(Data entries)
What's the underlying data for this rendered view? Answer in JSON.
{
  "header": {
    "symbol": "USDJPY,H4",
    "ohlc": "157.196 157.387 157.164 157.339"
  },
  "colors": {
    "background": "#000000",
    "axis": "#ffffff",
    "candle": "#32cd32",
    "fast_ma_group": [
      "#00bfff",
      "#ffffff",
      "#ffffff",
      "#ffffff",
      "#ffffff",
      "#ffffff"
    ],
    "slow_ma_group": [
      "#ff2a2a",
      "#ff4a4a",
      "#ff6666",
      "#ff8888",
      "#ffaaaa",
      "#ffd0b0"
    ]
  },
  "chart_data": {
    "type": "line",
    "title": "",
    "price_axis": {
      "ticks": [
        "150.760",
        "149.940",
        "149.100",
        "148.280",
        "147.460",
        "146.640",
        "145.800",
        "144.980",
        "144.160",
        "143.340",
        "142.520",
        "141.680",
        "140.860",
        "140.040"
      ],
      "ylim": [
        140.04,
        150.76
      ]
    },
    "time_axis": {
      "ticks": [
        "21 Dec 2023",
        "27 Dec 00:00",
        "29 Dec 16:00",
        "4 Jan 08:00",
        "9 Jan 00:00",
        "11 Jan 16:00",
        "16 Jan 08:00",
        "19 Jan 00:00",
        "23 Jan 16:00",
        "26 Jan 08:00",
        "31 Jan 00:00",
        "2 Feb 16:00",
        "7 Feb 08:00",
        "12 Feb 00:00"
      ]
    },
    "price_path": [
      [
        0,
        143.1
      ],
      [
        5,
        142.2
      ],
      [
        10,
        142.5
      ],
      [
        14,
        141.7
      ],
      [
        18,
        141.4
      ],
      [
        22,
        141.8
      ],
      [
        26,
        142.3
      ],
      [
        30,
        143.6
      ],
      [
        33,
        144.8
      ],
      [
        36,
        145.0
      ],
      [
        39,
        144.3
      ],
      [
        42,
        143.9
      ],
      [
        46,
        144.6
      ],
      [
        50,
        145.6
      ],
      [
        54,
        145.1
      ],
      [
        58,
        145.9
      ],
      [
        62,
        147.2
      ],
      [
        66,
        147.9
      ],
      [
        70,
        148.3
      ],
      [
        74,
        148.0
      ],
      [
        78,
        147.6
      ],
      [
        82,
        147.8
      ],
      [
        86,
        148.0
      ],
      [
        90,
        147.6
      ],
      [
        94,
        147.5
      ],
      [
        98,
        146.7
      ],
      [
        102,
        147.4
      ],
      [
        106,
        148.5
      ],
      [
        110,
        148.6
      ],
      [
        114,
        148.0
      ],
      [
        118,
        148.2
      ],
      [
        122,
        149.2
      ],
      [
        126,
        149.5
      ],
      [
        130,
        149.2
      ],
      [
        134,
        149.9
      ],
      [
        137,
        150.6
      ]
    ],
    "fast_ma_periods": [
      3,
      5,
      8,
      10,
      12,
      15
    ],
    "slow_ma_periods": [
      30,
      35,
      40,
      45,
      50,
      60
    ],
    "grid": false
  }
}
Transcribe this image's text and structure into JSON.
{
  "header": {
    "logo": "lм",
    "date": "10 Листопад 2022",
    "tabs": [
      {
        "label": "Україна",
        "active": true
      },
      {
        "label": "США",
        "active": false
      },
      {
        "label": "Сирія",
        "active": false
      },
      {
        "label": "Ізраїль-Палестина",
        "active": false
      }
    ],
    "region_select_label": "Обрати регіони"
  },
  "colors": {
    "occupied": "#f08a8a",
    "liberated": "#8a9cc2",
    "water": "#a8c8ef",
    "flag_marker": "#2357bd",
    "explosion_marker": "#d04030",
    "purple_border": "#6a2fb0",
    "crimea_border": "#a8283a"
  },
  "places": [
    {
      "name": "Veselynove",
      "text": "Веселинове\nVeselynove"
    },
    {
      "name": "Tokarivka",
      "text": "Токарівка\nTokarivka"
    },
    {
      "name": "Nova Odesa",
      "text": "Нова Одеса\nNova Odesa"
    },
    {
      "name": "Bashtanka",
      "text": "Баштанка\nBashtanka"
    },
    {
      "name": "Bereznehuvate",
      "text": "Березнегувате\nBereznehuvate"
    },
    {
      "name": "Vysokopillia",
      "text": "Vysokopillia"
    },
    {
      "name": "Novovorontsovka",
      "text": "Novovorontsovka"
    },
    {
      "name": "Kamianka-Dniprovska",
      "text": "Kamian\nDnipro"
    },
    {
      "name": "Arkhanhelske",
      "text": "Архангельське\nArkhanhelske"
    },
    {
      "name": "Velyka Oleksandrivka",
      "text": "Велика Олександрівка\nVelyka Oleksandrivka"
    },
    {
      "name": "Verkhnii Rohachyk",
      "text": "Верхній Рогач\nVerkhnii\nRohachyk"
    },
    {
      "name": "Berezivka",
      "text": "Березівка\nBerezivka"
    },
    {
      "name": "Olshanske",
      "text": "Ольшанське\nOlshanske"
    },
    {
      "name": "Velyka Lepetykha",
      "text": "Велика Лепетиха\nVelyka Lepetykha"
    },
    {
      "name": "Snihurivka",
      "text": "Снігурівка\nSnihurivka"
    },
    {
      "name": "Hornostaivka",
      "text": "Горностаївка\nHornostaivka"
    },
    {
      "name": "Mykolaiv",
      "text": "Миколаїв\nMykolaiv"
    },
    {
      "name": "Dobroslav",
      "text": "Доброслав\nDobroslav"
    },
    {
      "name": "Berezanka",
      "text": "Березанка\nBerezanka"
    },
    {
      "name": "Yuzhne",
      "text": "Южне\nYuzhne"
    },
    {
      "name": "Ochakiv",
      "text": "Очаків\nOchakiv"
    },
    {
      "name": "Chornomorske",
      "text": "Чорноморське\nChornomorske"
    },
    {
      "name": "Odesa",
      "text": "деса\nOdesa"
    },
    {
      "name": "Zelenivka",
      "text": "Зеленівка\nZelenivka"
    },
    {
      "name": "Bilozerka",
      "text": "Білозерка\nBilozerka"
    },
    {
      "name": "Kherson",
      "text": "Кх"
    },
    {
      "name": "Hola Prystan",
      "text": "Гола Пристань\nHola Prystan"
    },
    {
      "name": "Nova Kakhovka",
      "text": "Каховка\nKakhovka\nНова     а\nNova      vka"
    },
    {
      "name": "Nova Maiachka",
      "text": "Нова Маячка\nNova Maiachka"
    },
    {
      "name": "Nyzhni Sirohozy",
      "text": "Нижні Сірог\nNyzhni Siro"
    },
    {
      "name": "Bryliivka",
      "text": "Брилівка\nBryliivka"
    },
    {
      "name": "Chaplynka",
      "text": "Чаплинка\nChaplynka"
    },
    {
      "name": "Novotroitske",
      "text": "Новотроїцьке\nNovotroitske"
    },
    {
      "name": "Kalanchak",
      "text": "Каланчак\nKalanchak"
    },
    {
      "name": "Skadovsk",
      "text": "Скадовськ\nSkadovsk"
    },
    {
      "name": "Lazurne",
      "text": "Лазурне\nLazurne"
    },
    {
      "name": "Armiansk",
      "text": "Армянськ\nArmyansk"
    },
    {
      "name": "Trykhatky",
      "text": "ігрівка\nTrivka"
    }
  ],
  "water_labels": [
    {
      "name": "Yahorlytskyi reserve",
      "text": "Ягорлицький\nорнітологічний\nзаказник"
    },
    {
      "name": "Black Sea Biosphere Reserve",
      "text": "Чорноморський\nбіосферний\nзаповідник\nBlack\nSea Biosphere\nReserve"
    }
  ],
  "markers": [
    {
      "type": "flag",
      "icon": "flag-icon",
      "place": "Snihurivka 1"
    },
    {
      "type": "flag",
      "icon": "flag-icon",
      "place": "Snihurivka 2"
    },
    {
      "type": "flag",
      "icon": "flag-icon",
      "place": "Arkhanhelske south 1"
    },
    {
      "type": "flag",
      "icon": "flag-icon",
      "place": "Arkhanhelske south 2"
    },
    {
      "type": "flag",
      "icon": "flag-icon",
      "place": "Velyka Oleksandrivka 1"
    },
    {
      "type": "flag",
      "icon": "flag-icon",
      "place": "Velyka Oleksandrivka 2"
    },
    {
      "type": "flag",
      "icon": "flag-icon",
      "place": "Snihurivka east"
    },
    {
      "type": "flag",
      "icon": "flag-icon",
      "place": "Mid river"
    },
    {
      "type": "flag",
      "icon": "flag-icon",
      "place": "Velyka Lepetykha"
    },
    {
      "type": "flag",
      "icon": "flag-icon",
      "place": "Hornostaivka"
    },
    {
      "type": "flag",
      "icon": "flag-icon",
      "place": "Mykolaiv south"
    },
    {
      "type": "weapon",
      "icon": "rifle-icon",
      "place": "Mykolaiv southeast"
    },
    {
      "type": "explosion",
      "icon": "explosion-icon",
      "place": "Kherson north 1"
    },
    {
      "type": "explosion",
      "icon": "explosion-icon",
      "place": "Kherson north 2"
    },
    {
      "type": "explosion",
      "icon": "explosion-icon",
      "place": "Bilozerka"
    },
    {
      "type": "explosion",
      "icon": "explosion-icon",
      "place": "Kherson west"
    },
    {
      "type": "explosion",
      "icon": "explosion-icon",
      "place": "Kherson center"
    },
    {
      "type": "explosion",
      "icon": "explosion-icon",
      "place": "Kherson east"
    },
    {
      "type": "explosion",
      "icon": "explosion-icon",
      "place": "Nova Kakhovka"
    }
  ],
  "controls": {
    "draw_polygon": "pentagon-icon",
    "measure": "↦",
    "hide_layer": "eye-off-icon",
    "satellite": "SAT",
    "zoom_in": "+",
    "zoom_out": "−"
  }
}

Aim of the task :: Copy out every line from the data above that has "Maiachka" in it.

Solution ::
      "name": "Nova Maiachka",
      "text": "Нова Маячка\nNova Maiachka"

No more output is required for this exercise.